■ SHORT TASK ■
Each line in the entries below that holds the string "quiet" is to be listed.

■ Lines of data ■
* * * * * * * * *

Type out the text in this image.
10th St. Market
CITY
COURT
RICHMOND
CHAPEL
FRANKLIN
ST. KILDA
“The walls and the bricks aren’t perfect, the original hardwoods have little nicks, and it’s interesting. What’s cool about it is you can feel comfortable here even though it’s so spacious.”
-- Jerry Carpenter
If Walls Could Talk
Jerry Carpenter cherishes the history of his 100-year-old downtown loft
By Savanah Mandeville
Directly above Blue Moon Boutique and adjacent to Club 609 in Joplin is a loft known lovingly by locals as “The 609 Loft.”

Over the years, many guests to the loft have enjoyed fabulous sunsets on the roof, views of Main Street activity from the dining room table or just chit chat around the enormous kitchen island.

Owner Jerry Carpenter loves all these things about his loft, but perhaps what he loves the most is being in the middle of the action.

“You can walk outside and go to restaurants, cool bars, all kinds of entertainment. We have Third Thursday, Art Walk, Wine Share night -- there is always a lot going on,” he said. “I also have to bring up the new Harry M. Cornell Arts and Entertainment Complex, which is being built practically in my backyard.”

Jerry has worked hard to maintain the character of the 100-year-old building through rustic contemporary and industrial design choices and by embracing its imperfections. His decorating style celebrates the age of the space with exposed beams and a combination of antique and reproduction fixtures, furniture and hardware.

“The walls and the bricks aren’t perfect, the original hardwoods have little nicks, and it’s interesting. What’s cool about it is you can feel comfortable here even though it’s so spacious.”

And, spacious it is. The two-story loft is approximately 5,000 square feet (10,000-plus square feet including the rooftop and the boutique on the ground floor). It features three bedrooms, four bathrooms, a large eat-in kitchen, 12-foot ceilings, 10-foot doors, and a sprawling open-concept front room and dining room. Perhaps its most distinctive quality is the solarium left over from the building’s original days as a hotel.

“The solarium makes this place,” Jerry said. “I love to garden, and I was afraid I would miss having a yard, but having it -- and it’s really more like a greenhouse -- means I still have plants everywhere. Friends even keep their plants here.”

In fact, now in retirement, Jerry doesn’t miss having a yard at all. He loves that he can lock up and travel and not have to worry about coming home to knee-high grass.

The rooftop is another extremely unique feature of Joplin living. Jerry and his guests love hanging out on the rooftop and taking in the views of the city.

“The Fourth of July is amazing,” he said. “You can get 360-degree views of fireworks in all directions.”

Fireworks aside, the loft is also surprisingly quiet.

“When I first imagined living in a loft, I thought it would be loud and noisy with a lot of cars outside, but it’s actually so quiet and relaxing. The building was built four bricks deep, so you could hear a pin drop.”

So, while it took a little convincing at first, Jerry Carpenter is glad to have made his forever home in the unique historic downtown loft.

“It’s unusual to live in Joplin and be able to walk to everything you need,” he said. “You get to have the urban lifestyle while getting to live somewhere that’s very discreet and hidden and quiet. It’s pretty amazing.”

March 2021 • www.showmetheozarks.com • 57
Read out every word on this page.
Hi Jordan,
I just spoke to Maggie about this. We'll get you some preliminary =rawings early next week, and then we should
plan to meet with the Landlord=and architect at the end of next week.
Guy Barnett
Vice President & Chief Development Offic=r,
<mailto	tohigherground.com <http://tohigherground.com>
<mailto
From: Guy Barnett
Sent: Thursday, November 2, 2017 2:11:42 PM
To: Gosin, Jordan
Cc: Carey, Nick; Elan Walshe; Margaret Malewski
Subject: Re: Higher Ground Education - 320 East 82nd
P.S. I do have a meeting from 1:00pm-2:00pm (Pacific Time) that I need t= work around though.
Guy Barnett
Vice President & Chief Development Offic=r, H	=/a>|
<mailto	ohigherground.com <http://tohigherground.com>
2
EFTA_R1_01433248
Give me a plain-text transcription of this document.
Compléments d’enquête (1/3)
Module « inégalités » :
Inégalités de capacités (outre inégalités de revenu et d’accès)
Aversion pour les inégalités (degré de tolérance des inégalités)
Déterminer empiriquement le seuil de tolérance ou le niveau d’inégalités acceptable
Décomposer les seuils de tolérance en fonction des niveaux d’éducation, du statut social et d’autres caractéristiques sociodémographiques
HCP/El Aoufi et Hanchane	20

* * * * * * * * *

■ RESPONSE TO THE EXERCISE ■
Fireworks aside, the loft is also surprisingly quiet.
“When I first imagined living in a loft, I thought it would be loud and noisy with a lot of cars outside, but it’s actually so quiet and relaxing. The building was built four bricks deep, so you could hear a pin drop.”
“It’s unusual to live in Joplin and be able to walk to everything you need,” he said. “You get to have the urban lifestyle while getting to live somewhere that’s very discreet and hidden and quiet. It’s pretty amazing.”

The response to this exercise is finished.